### Prompt
Gather up the lines with the word "varepsilon" in them.

### Material for the task
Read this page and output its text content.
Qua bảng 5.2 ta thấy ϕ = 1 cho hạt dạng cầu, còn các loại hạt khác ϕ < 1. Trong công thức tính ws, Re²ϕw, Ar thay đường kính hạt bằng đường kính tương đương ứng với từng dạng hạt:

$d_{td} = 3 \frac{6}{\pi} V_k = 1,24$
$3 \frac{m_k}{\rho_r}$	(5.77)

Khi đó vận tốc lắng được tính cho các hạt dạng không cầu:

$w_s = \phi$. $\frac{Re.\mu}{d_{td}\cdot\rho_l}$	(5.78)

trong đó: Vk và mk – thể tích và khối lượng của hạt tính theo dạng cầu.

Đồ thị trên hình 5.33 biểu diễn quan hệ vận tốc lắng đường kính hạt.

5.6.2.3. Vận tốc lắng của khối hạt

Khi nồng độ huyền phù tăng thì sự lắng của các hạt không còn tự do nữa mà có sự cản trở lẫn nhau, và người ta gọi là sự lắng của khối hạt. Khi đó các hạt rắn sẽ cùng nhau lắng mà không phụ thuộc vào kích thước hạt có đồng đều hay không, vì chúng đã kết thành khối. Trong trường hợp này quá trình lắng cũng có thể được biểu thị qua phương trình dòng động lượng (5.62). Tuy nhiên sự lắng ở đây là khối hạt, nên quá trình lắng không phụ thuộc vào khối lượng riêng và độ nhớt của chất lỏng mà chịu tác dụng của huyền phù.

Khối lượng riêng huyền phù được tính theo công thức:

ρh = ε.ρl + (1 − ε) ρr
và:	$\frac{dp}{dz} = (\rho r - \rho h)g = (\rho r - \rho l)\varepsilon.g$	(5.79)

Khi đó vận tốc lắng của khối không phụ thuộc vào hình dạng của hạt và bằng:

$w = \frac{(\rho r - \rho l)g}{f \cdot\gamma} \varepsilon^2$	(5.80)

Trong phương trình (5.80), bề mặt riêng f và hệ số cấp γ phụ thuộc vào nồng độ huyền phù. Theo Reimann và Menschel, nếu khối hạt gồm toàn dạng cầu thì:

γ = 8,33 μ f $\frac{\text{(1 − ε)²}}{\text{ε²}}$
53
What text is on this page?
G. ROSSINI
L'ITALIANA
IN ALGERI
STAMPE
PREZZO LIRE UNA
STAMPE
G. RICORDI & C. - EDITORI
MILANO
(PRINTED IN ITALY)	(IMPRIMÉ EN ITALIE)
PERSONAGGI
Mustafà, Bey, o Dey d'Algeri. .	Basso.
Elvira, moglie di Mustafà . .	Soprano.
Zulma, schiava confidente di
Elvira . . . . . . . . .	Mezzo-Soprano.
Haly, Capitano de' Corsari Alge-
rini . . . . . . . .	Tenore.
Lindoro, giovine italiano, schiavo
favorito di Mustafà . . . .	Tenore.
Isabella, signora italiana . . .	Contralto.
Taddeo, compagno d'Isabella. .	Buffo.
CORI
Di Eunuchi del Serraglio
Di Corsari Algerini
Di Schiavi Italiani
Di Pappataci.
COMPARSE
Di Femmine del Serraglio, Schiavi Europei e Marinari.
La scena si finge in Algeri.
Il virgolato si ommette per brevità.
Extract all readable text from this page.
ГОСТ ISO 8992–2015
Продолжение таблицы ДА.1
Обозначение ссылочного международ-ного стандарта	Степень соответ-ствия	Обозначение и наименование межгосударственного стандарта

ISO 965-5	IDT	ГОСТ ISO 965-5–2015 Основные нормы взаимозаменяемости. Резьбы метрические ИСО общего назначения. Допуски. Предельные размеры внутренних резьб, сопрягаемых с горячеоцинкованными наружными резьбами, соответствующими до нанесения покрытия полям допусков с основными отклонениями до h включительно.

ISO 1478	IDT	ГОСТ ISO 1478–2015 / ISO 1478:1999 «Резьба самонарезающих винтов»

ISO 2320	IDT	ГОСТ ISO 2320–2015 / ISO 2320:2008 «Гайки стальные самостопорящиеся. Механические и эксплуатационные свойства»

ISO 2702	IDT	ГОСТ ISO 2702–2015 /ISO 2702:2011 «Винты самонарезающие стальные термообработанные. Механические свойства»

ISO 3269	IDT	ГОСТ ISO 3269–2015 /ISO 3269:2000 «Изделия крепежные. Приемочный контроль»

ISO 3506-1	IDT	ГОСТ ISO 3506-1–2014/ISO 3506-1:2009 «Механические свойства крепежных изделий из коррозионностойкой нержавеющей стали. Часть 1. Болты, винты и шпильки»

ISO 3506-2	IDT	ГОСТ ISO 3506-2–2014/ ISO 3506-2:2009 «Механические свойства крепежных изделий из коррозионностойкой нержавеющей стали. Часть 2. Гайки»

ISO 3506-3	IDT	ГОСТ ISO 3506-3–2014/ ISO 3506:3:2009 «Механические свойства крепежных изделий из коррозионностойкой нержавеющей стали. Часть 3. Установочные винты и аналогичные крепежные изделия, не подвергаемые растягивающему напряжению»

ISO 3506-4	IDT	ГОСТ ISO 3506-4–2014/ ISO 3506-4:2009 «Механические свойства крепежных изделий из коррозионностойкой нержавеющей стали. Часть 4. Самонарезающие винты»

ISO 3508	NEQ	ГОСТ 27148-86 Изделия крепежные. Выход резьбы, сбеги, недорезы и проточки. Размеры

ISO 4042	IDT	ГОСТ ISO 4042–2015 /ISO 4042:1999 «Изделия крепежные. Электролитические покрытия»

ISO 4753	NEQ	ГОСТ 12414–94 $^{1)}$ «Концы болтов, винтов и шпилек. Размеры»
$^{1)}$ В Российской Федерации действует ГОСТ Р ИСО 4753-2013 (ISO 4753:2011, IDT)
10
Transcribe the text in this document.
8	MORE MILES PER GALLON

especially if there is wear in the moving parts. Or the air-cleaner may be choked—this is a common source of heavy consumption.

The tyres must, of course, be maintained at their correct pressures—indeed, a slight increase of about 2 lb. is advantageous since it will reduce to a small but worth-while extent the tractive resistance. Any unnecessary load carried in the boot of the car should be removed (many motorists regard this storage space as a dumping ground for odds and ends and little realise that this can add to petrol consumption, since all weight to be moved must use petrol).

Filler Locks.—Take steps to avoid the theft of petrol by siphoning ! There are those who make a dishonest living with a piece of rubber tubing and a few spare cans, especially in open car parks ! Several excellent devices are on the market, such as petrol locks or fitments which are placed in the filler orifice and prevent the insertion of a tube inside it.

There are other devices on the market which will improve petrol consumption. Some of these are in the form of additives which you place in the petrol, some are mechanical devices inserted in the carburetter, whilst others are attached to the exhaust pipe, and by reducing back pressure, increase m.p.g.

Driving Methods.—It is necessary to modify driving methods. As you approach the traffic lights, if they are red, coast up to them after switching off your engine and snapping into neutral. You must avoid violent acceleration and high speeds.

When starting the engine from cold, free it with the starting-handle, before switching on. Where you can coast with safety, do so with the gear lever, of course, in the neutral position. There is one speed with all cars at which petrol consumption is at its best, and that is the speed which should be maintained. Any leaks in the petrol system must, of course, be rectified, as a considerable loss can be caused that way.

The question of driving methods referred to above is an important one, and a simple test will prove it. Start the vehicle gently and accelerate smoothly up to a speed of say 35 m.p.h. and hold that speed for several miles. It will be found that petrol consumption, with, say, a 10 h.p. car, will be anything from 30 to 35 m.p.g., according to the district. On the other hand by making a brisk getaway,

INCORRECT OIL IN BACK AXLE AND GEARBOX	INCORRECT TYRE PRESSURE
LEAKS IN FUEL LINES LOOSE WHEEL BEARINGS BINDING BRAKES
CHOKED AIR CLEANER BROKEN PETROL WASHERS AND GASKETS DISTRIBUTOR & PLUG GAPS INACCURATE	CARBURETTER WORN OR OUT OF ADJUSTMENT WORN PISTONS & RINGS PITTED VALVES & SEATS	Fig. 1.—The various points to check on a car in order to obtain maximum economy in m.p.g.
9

### Exercise response
và:	$\frac{dp}{dz} = (\rho r - \rho h)g = (\rho r - \rho l)\varepsilon.g$	(5.79)
$w = \frac{(\rho r - \rho l)g}{f \cdot\gamma} \varepsilon^2$	(5.80)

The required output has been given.